### TASK DIRECTIONS
Output the data below in full, character for character.

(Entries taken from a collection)
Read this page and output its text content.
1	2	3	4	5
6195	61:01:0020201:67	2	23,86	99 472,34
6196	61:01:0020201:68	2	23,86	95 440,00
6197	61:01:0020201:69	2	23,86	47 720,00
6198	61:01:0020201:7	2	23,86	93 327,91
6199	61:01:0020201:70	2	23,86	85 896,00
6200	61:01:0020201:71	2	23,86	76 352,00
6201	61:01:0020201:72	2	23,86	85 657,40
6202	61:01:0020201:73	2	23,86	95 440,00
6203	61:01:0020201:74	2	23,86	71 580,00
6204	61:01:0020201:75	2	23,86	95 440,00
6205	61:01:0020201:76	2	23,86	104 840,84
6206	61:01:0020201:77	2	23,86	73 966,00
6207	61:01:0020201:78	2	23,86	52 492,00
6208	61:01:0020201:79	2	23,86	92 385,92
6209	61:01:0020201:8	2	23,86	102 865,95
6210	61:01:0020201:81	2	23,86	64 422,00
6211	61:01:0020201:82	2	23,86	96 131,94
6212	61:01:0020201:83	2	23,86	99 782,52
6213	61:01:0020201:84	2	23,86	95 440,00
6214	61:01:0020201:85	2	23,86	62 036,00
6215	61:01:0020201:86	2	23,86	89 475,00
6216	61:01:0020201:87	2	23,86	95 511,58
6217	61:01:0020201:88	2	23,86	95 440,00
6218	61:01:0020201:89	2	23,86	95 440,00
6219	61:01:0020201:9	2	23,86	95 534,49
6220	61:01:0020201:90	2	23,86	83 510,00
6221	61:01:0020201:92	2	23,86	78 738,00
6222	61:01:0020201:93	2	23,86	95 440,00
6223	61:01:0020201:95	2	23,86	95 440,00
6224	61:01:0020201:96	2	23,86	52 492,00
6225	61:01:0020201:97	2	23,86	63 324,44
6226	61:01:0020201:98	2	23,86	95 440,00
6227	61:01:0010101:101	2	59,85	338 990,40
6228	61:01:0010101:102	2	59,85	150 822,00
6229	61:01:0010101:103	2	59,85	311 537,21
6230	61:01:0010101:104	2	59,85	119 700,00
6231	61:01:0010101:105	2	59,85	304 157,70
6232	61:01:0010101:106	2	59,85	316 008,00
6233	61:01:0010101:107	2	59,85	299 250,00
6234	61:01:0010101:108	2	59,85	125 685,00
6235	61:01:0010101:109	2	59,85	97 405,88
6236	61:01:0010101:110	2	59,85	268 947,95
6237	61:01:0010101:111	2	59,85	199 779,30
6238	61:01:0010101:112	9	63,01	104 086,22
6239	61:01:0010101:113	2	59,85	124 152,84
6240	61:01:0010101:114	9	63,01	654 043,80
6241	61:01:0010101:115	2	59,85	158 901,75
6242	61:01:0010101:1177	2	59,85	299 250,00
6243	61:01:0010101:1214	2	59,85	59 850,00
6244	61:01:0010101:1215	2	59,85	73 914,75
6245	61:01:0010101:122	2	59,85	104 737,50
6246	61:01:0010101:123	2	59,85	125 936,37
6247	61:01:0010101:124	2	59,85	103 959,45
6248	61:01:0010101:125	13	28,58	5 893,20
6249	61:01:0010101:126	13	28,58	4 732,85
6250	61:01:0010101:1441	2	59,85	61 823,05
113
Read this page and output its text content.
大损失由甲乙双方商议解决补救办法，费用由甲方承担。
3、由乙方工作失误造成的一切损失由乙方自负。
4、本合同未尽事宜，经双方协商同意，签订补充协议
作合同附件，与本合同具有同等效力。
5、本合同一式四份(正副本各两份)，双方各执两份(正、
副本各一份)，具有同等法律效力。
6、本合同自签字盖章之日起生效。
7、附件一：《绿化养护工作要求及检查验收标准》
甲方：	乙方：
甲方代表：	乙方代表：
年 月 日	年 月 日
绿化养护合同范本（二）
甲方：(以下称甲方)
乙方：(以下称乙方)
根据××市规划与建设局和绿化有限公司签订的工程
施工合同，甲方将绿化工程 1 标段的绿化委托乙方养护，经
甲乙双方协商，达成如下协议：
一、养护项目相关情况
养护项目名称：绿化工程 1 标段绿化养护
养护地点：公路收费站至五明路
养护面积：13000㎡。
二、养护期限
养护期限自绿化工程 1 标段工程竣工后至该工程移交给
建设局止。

### TASK SOLUTION
Read this page and output its text content.
1	2	3	4	5
6195	61:01:0020201:67	2	23,86	99 472,34
6196	61:01:0020201:68	2	23,86	95 440,00
6197	61:01:0020201:69	2	23,86	47 720,00
6198	61:01:0020201:7	2	23,86	93 327,91
6199	61:01:0020201:70	2	23,86	85 896,00
6200	61:01:0020201:71	2	23,86	76 352,00
6201	61:01:0020201:72	2	23,86	85 657,40
6202	61:01:0020201:73	2	23,86	95 440,00
6203	61:01:0020201:74	2	23,86	71 580,00
6204	61:01:0020201:75	2	23,86	95 440,00
6205	61:01:0020201:76	2	23,86	104 840,84
6206	61:01:0020201:77	2	23,86	73 966,00
6207	61:01:0020201:78	2	23,86	52 492,00
6208	61:01:0020201:79	2	23,86	92 385,92
6209	61:01:0020201:8	2	23,86	102 865,95
6210	61:01:0020201:81	2	23,86	64 422,00
6211	61:01:0020201:82	2	23,86	96 131,94
6212	61:01:0020201:83	2	23,86	99 782,52
6213	61:01:0020201:84	2	23,86	95 440,00
6214	61:01:0020201:85	2	23,86	62 036,00
6215	61:01:0020201:86	2	23,86	89 475,00
6216	61:01:0020201:87	2	23,86	95 511,58
6217	61:01:0020201:88	2	23,86	95 440,00
6218	61:01:0020201:89	2	23,86	95 440,00
6219	61:01:0020201:9	2	23,86	95 534,49
6220	61:01:0020201:90	2	23,86	83 510,00
6221	61:01:0020201:92	2	23,86	78 738,00
6222	61:01:0020201:93	2	23,86	95 440,00
6223	61:01:0020201:95	2	23,86	95 440,00
6224	61:01:0020201:96	2	23,86	52 492,00
6225	61:01:0020201:97	2	23,86	63 324,44
6226	61:01:0020201:98	2	23,86	95 440,00
6227	61:01:0010101:101	2	59,85	338 990,40
6228	61:01:0010101:102	2	59,85	150 822,00
6229	61:01:0010101:103	2	59,85	311 537,21
6230	61:01:0010101:104	2	59,85	119 700,00
6231	61:01:0010101:105	2	59,85	304 157,70
6232	61:01:0010101:106	2	59,85	316 008,00
6233	61:01:0010101:107	2	59,85	299 250,00
6234	61:01:0010101:108	2	59,85	125 685,00
6235	61:01:0010101:109	2	59,85	97 405,88
6236	61:01:0010101:110	2	59,85	268 947,95
6237	61:01:0010101:111	2	59,85	199 779,30
6238	61:01:0010101:112	9	63,01	104 086,22
6239	61:01:0010101:113	2	59,85	124 152,84
6240	61:01:0010101:114	9	63,01	654 043,80
6241	61:01:0010101:115	2	59,85	158 901,75
6242	61:01:0010101:1177	2	59,85	299 250,00
6243	61:01:0010101:1214	2	59,85	59 850,00
6244	61:01:0010101:1215	2	59,85	73 914,75
6245	61:01:0010101:122	2	59,85	104 737,50
6246	61:01:0010101:123	2	59,85	125 936,37
6247	61:01:0010101:124	2	59,85	103 959,45
6248	61:01:0010101:125	13	28,58	5 893,20
6249	61:01:0010101:126	13	28,58	4 732,85
6250	61:01:0010101:1441	2	59,85	61 823,05
113
Read this page and output its text content.
大损失由甲乙双方商议解决补救办法，费用由甲方承担。
3、由乙方工作失误造成的一切损失由乙方自负。
4、本合同未尽事宜，经双方协商同意，签订补充协议
作合同附件，与本合同具有同等效力。
5、本合同一式四份(正副本各两份)，双方各执两份(正、
副本各一份)，具有同等法律效力。
6、本合同自签字盖章之日起生效。
7、附件一：《绿化养护工作要求及检查验收标准》
甲方：	乙方：
甲方代表：	乙方代表：
年 月 日	年 月 日
绿化养护合同范本（二）
甲方：(以下称甲方)
乙方：(以下称乙方)
根据××市规划与建设局和绿化有限公司签订的工程
施工合同，甲方将绿化工程 1 标段的绿化委托乙方养护，经
甲乙双方协商，达成如下协议：
一、养护项目相关情况
养护项目名称：绿化工程 1 标段绿化养护
养护地点：公路收费站至五明路
养护面积：13000㎡。
二、养护期限
养护期限自绿化工程 1 标段工程竣工后至该工程移交给
建设局止。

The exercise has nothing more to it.